_What you are asked to do_. List each line of the data that holds the word "value".

****

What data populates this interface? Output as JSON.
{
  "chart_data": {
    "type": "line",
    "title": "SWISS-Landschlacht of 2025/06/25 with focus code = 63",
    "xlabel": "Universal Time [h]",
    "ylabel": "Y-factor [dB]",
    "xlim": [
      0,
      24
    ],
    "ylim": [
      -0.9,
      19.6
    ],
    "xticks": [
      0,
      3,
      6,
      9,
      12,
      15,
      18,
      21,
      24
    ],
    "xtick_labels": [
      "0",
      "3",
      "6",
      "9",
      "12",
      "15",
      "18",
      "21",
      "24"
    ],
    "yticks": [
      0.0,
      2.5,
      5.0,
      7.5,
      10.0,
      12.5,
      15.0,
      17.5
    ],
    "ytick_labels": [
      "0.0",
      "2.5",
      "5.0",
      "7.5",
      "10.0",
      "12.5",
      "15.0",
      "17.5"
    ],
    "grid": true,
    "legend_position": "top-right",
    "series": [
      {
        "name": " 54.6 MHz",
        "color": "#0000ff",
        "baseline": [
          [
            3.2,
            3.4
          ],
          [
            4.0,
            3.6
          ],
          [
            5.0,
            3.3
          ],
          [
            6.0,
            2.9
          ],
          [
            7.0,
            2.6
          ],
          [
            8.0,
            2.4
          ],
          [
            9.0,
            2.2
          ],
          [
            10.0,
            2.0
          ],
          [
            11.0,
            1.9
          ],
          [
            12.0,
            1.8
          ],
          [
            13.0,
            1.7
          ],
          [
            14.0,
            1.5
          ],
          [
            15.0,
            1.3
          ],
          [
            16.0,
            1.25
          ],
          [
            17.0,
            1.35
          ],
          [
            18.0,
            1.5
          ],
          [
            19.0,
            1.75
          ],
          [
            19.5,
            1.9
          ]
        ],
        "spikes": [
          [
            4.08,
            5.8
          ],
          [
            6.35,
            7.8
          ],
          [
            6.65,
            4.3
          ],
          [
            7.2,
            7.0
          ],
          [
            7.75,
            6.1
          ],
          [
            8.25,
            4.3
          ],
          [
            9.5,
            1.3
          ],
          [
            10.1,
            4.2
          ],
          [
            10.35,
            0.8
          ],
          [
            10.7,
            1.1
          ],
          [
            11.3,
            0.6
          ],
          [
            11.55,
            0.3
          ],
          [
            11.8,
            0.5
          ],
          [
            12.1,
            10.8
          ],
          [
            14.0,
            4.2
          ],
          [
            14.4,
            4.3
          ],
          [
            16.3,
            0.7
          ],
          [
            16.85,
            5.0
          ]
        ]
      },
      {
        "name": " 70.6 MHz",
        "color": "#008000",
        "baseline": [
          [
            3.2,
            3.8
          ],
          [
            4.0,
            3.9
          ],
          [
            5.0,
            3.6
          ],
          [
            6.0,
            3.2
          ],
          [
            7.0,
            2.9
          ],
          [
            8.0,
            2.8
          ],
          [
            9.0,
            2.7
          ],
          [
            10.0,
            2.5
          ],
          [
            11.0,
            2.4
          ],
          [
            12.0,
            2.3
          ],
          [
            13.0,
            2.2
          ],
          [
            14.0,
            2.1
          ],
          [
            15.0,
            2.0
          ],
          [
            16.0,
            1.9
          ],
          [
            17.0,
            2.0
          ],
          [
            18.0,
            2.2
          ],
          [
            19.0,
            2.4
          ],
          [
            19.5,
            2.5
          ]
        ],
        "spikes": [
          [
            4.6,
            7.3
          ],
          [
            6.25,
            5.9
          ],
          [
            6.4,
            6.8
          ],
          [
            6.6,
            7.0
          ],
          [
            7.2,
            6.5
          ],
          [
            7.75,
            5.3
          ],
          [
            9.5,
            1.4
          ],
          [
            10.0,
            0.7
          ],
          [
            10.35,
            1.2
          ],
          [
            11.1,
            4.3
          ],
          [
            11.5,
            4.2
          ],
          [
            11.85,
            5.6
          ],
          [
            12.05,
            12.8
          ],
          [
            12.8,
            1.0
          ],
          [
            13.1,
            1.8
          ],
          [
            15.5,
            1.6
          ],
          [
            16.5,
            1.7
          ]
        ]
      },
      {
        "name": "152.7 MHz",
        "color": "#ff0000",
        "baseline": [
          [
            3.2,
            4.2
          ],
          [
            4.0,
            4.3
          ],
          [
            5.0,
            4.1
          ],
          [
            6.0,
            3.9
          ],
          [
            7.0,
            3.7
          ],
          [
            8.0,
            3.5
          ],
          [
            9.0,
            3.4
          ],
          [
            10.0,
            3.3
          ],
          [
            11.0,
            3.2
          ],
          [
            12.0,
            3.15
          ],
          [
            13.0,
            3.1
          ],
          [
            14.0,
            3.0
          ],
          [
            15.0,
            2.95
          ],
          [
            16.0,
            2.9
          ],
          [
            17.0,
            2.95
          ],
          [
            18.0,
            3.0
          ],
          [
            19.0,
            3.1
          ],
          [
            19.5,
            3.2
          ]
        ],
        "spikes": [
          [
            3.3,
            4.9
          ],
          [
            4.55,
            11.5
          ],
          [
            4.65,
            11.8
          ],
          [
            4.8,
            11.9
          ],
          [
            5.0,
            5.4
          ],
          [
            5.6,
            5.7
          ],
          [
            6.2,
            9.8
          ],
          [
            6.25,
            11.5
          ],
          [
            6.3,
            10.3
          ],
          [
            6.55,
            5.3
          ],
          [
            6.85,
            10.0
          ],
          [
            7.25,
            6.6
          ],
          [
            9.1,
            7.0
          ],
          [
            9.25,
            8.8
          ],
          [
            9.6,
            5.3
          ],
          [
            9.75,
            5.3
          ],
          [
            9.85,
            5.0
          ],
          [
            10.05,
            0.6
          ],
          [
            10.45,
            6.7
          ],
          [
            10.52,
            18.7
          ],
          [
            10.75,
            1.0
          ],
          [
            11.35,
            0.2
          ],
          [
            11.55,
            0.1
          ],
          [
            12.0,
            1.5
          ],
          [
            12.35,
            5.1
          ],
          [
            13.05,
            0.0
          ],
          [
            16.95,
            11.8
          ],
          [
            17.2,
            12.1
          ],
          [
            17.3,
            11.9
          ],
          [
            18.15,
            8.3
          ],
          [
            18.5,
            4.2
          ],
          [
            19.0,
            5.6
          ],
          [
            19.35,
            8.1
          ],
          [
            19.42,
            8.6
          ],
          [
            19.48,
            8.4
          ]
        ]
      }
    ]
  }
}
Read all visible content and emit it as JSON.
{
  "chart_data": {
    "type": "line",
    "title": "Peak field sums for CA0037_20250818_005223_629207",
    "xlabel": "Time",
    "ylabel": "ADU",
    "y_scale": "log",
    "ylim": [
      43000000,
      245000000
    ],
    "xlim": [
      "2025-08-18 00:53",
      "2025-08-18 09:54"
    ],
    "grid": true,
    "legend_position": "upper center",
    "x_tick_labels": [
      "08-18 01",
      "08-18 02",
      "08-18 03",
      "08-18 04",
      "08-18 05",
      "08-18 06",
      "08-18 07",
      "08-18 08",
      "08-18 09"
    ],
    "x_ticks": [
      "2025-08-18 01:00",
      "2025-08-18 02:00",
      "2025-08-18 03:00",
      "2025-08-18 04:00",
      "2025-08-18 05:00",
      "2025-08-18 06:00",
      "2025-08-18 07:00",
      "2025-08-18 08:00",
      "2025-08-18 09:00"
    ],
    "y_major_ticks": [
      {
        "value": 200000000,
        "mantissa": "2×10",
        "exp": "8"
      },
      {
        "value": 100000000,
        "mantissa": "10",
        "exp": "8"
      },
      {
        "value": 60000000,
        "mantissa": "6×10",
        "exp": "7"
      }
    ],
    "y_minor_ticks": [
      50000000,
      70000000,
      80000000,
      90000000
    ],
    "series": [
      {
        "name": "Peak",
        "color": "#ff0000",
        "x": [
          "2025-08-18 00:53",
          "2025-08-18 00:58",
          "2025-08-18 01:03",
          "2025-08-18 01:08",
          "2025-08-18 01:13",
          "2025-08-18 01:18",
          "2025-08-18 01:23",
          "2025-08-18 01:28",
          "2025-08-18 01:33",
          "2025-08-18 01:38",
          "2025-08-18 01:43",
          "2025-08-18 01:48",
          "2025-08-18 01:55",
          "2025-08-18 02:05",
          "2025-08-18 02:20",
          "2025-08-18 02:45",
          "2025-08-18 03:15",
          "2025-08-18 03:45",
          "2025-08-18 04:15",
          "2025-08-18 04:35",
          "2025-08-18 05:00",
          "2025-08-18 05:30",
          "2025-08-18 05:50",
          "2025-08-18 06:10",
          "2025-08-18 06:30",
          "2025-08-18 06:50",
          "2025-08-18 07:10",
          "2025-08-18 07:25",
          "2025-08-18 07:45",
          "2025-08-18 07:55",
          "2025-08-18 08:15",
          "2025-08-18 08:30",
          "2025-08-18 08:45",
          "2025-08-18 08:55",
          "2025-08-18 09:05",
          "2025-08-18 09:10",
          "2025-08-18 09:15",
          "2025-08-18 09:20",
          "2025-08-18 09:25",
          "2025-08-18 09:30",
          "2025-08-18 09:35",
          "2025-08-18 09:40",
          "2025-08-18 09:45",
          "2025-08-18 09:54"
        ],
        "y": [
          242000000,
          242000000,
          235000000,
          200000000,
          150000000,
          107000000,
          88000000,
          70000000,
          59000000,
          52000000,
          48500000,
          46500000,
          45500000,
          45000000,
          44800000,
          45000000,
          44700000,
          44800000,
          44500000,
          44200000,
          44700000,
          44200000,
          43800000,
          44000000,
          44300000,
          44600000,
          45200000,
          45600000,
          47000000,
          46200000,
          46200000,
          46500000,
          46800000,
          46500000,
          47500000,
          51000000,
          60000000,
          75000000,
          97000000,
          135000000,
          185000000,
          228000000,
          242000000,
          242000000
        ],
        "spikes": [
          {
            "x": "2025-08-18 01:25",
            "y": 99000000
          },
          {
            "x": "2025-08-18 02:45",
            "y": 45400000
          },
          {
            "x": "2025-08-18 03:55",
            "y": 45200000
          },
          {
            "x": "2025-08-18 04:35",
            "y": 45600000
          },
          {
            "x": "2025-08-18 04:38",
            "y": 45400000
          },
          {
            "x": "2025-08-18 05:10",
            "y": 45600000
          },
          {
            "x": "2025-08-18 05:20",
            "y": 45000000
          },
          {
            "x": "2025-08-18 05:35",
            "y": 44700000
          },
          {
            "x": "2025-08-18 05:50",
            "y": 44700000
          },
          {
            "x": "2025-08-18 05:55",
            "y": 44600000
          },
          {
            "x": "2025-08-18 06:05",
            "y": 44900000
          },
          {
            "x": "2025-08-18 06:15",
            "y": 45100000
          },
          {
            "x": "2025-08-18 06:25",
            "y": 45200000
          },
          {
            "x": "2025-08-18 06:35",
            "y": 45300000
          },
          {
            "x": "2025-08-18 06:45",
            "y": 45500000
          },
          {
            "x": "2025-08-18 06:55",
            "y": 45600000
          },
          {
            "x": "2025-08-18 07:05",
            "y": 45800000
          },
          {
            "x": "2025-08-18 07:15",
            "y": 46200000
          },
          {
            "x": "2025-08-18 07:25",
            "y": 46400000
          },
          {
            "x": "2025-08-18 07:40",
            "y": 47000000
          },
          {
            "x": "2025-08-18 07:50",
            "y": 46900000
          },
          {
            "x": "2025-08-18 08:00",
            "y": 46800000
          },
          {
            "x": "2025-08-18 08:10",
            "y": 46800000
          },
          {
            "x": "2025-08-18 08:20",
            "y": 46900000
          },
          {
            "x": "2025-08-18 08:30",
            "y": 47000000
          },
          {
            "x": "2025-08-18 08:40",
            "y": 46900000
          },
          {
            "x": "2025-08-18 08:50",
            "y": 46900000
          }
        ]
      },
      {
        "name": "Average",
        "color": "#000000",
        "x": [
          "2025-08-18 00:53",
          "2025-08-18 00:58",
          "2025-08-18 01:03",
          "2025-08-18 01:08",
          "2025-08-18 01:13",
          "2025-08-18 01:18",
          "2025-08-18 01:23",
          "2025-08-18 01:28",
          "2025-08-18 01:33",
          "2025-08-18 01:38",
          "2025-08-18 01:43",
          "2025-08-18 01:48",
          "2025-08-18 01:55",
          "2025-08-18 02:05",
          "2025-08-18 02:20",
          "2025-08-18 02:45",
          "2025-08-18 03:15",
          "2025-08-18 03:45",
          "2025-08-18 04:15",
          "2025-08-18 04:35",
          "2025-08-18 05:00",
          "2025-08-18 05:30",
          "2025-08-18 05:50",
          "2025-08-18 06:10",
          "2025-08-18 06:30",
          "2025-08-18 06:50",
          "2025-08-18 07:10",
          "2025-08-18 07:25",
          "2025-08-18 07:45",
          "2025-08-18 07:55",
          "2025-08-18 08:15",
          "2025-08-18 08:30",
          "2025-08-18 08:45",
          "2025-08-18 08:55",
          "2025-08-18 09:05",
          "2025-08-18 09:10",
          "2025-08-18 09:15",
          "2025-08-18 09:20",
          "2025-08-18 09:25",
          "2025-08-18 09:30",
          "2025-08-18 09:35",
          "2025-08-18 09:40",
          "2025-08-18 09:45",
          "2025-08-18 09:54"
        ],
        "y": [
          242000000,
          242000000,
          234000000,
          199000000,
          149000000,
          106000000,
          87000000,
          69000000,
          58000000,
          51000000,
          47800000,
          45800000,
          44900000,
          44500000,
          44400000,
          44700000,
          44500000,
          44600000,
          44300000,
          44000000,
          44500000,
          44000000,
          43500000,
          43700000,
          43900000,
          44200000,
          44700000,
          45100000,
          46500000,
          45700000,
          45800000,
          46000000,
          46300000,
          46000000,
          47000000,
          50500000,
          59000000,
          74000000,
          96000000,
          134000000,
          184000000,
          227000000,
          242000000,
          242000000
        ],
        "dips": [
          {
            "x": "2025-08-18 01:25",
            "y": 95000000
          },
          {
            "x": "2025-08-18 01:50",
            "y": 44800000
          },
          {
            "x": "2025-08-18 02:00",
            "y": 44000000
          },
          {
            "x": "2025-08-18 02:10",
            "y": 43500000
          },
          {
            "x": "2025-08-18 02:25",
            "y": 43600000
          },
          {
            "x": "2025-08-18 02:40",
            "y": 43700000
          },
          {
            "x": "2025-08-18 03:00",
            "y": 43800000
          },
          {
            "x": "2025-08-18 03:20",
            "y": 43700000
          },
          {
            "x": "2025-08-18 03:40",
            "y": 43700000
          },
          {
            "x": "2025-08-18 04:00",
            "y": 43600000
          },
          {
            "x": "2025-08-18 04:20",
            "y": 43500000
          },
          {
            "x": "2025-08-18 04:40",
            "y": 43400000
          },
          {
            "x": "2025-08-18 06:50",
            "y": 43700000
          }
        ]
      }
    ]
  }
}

****

_Result of the task_.
        "value": 200000000,
        "value": 100000000,
        "value": 60000000,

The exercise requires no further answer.